WHAT THIS TASK INVOLVES: Print all of the data exactly as written.

RECORDS SUPPLIED:
○ ○ ○ ○

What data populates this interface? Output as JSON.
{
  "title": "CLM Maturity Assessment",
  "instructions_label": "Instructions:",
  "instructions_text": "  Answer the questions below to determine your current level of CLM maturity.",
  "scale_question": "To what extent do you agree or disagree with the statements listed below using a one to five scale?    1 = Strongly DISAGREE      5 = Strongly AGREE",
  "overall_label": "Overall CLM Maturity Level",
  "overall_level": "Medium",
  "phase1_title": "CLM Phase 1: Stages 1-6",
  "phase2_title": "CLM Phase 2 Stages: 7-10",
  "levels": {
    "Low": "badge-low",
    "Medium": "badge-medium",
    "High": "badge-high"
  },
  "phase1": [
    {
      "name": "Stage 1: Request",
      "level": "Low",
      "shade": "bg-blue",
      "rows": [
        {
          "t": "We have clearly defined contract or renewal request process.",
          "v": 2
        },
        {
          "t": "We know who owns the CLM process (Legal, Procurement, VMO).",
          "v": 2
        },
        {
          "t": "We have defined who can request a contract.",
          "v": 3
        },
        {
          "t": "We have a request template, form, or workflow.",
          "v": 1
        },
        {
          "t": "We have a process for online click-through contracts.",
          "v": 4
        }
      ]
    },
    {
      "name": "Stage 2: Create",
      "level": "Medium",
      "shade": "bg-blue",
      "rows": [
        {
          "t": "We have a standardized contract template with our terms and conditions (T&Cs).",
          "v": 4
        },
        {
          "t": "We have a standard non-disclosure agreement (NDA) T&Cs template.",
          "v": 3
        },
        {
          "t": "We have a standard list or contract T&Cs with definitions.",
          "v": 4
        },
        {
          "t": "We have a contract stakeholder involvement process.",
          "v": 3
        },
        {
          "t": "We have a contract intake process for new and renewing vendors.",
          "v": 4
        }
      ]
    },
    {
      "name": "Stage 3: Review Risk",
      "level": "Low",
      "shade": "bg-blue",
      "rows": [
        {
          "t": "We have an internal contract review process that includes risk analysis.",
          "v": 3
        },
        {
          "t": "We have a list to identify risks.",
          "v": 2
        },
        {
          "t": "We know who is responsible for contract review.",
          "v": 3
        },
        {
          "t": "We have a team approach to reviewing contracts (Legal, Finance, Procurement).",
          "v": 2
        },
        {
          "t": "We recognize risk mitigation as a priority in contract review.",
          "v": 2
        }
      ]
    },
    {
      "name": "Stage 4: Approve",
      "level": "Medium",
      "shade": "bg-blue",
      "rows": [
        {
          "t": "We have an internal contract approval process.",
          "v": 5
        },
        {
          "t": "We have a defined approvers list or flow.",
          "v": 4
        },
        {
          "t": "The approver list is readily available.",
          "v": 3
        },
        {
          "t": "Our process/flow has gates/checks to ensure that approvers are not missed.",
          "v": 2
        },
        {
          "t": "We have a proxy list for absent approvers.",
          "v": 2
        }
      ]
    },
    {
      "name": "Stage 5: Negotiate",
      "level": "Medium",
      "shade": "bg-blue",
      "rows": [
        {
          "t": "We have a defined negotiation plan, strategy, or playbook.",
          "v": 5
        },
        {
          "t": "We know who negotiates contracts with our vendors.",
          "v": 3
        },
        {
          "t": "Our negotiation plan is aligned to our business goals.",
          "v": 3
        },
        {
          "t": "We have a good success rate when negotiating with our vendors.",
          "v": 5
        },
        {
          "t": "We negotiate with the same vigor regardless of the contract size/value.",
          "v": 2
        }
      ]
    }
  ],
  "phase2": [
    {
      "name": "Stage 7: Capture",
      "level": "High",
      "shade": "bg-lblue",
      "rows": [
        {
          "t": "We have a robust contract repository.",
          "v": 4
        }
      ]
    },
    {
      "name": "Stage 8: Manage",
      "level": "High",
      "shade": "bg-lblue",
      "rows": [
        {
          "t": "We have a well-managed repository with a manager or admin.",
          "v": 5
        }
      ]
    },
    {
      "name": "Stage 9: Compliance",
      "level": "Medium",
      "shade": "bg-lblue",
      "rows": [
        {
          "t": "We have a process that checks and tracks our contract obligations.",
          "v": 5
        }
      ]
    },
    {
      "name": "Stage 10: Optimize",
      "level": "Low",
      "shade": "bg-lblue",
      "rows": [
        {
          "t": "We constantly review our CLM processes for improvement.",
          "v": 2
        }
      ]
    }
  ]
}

○ ○ ○ ○

THE COMPLETED TASK:
What data populates this interface? Output as JSON.
{
  "title": "CLM Maturity Assessment",
  "instructions_label": "Instructions:",
  "instructions_text": "  Answer the questions below to determine your current level of CLM maturity.",
  "scale_question": "To what extent do you agree or disagree with the statements listed below using a one to five scale?    1 = Strongly DISAGREE      5 = Strongly AGREE",
  "overall_label": "Overall CLM Maturity Level",
  "overall_level": "Medium",
  "phase1_title": "CLM Phase 1: Stages 1-6",
  "phase2_title": "CLM Phase 2 Stages: 7-10",
  "levels": {
    "Low": "badge-low",
    "Medium": "badge-medium",
    "High": "badge-high"
  },
  "phase1": [
    {
      "name": "Stage 1: Request",
      "level": "Low",
      "shade": "bg-blue",
      "rows": [
        {
          "t": "We have clearly defined contract or renewal request process.",
          "v": 2
        },
        {
          "t": "We know who owns the CLM process (Legal, Procurement, VMO).",
          "v": 2
        },
        {
          "t": "We have defined who can request a contract.",
          "v": 3
        },
        {
          "t": "We have a request template, form, or workflow.",
          "v": 1
        },
        {
          "t": "We have a process for online click-through contracts.",
          "v": 4
        }
      ]
    },
    {
      "name": "Stage 2: Create",
      "level": "Medium",
      "shade": "bg-blue",
      "rows": [
        {
          "t": "We have a standardized contract template with our terms and conditions (T&Cs).",
          "v": 4
        },
        {
          "t": "We have a standard non-disclosure agreement (NDA) T&Cs template.",
          "v": 3
        },
        {
          "t": "We have a standard list or contract T&Cs with definitions.",
          "v": 4
        },
        {
          "t": "We have a contract stakeholder involvement process.",
          "v": 3
        },
        {
          "t": "We have a contract intake process for new and renewing vendors.",
          "v": 4
        }
      ]
    },
    {
      "name": "Stage 3: Review Risk",
      "level": "Low",
      "shade": "bg-blue",
      "rows": [
        {
          "t": "We have an internal contract review process that includes risk analysis.",
          "v": 3
        },
        {
          "t": "We have a list to identify risks.",
          "v": 2
        },
        {
          "t": "We know who is responsible for contract review.",
          "v": 3
        },
        {
          "t": "We have a team approach to reviewing contracts (Legal, Finance, Procurement).",
          "v": 2
        },
        {
          "t": "We recognize risk mitigation as a priority in contract review.",
          "v": 2
        }
      ]
    },
    {
      "name": "Stage 4: Approve",
      "level": "Medium",
      "shade": "bg-blue",
      "rows": [
        {
          "t": "We have an internal contract approval process.",
          "v": 5
        },
        {
          "t": "We have a defined approvers list or flow.",
          "v": 4
        },
        {
          "t": "The approver list is readily available.",
          "v": 3
        },
        {
          "t": "Our process/flow has gates/checks to ensure that approvers are not missed.",
          "v": 2
        },
        {
          "t": "We have a proxy list for absent approvers.",
          "v": 2
        }
      ]
    },
    {
      "name": "Stage 5: Negotiate",
      "level": "Medium",
      "shade": "bg-blue",
      "rows": [
        {
          "t": "We have a defined negotiation plan, strategy, or playbook.",
          "v": 5
        },
        {
          "t": "We know who negotiates contracts with our vendors.",
          "v": 3
        },
        {
          "t": "Our negotiation plan is aligned to our business goals.",
          "v": 3
        },
        {
          "t": "We have a good success rate when negotiating with our vendors.",
          "v": 5
        },
        {
          "t": "We negotiate with the same vigor regardless of the contract size/value.",
          "v": 2
        }
      ]
    }
  ],
  "phase2": [
    {
      "name": "Stage 7: Capture",
      "level": "High",
      "shade": "bg-lblue",
      "rows": [
        {
          "t": "We have a robust contract repository.",
          "v": 4
        }
      ]
    },
    {
      "name": "Stage 8: Manage",
      "level": "High",
      "shade": "bg-lblue",
      "rows": [
        {
          "t": "We have a well-managed repository with a manager or admin.",
          "v": 5
        }
      ]
    },
    {
      "name": "Stage 9: Compliance",
      "level": "Medium",
      "shade": "bg-lblue",
      "rows": [
        {
          "t": "We have a process that checks and tracks our contract obligations.",
          "v": 5
        }
      ]
    },
    {
      "name": "Stage 10: Optimize",
      "level": "Low",
      "shade": "bg-lblue",
      "rows": [
        {
          "t": "We constantly review our CLM processes for improvement.",
          "v": 2
        }
      ]
    }
  ]
}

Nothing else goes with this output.